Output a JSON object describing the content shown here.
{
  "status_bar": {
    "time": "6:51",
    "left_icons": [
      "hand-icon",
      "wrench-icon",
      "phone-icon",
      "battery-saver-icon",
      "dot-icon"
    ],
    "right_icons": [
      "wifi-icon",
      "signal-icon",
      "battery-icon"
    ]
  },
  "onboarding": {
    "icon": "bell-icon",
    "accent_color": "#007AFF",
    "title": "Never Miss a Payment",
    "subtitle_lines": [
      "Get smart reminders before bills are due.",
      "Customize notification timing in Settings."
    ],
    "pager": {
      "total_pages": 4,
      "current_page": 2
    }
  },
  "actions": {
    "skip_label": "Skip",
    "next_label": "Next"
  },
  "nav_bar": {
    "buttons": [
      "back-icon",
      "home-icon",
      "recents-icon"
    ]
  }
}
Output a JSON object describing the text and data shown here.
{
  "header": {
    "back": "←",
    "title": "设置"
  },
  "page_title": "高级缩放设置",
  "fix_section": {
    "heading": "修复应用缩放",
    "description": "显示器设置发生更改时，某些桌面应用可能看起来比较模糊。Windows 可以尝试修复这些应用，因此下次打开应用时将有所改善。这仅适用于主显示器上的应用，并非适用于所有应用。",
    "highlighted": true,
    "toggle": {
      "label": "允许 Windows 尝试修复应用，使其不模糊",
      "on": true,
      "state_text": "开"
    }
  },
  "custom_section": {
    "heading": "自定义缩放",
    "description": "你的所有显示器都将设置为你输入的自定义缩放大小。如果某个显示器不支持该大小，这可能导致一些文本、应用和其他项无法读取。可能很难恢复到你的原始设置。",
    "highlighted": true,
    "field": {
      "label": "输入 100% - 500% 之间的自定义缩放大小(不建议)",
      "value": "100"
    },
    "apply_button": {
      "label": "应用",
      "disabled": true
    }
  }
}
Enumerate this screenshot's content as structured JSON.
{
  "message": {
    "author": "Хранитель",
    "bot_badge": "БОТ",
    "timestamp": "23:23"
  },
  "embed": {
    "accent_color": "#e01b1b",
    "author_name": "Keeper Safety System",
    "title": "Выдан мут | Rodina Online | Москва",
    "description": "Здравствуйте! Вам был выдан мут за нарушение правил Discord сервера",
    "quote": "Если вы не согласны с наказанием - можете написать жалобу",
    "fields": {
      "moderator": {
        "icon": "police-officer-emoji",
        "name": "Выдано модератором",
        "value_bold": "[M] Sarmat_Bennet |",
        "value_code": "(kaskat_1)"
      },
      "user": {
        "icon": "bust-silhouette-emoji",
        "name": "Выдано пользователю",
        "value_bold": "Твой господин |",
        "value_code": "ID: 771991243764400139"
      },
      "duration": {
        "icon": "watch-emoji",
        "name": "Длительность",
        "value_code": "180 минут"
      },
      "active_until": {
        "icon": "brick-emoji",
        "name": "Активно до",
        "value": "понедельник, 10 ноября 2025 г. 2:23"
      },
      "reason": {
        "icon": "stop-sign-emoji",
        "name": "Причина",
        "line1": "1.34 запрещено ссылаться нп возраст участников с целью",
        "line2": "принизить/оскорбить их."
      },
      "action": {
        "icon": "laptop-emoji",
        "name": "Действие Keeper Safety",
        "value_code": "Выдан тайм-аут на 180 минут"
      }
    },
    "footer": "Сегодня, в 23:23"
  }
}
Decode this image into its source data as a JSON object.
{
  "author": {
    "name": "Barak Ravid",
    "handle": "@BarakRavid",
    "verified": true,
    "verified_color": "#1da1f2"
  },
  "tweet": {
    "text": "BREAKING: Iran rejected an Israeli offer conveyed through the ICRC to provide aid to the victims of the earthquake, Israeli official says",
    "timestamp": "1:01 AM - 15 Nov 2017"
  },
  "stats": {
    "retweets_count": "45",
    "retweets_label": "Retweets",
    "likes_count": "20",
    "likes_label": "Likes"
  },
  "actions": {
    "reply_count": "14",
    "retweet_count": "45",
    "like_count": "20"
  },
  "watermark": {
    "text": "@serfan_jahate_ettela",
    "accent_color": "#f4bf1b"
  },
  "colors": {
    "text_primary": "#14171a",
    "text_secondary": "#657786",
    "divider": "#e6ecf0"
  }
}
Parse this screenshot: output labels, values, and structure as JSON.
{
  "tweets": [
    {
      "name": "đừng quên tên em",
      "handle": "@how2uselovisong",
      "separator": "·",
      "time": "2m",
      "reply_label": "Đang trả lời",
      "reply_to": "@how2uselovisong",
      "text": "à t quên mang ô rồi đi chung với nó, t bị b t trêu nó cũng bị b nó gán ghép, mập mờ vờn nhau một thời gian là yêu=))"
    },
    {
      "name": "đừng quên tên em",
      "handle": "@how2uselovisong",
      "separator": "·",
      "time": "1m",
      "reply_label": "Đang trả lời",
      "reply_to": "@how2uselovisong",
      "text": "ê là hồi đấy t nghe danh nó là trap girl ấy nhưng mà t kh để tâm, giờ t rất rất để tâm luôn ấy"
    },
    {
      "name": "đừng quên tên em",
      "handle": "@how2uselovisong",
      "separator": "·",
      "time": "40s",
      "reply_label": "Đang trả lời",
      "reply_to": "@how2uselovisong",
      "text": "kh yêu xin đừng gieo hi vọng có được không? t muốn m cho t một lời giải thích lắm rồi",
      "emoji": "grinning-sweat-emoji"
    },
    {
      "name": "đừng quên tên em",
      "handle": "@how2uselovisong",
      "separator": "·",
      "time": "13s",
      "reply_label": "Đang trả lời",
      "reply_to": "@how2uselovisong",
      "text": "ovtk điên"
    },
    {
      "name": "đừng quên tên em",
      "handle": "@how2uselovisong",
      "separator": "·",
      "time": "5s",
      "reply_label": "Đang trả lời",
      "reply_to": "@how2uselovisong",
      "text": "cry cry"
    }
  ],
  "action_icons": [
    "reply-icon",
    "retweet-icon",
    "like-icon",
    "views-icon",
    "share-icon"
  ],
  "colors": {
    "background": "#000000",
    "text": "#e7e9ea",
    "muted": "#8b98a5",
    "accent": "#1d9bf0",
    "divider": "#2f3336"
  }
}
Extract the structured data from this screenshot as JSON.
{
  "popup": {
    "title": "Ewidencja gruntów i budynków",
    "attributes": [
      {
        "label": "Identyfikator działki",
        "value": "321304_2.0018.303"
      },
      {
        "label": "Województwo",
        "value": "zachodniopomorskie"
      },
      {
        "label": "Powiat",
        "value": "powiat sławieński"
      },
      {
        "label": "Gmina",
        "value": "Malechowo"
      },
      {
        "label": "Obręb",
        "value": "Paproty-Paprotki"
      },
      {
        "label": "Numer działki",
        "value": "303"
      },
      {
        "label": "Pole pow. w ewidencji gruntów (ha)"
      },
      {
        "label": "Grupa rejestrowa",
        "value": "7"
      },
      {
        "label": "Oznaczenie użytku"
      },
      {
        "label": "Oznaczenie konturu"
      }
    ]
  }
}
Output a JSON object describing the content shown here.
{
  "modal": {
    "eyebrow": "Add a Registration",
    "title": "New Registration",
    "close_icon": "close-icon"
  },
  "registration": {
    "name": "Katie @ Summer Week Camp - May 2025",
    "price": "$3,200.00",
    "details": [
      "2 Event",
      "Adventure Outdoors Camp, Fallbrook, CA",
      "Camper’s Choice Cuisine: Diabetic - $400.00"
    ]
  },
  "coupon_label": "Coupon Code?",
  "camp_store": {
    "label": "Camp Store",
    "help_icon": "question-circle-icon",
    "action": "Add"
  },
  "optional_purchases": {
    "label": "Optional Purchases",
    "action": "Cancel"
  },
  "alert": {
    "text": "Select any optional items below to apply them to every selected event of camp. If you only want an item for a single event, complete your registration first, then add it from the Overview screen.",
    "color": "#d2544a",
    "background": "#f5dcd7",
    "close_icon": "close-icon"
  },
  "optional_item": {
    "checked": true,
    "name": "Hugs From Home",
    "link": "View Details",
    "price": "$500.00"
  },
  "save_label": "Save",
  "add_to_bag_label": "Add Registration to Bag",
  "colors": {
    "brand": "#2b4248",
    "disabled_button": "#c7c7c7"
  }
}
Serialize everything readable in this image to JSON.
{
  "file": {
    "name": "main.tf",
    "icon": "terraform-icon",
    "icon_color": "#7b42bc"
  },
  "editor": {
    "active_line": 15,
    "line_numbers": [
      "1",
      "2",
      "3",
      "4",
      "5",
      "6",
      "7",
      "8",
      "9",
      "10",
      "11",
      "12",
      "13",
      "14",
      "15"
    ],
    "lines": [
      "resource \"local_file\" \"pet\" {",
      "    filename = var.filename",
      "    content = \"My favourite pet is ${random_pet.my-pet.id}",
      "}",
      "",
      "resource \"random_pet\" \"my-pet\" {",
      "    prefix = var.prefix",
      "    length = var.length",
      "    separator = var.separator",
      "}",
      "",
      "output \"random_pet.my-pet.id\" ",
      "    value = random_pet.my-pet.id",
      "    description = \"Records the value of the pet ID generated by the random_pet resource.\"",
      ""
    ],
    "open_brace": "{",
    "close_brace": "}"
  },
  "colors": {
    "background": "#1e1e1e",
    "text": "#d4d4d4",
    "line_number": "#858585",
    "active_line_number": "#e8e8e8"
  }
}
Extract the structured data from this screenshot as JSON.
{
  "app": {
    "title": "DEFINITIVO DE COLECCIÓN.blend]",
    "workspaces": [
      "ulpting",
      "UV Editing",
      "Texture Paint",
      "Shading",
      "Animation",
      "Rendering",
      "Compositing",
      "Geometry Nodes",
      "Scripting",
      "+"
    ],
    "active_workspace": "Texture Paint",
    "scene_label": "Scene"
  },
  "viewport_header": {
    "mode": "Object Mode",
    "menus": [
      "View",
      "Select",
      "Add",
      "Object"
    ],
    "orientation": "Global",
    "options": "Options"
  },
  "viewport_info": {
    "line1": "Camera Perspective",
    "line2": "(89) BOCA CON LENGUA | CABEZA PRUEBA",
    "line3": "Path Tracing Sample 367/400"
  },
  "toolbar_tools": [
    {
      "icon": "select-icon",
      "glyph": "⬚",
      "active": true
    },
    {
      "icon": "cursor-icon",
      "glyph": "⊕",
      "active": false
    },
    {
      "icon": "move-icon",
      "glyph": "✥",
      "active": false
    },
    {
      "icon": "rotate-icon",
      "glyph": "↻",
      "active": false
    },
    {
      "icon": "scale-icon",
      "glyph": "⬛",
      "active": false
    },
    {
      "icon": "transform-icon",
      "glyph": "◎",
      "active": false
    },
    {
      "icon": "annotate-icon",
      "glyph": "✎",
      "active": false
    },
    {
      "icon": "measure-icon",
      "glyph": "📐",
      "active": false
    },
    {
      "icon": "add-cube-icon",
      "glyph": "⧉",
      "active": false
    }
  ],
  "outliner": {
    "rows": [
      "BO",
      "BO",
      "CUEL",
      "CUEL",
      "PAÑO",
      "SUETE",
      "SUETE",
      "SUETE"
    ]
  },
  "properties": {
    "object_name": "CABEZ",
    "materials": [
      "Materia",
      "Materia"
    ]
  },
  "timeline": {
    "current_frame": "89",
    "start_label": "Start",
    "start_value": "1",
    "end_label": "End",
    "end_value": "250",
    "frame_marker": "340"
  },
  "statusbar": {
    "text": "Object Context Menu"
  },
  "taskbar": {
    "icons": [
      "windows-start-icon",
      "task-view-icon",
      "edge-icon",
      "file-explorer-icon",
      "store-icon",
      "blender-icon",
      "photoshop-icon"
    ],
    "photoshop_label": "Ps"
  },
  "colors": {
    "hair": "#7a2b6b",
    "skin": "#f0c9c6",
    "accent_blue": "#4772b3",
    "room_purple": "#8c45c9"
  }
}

### DESCRIPTION OF THE TASK
Look over the records above and copy each line that includes the string "Safety".

### COMPLETE RESPONSE
    "author_name": "Keeper Safety System",
        "name": "Действие Keeper Safety",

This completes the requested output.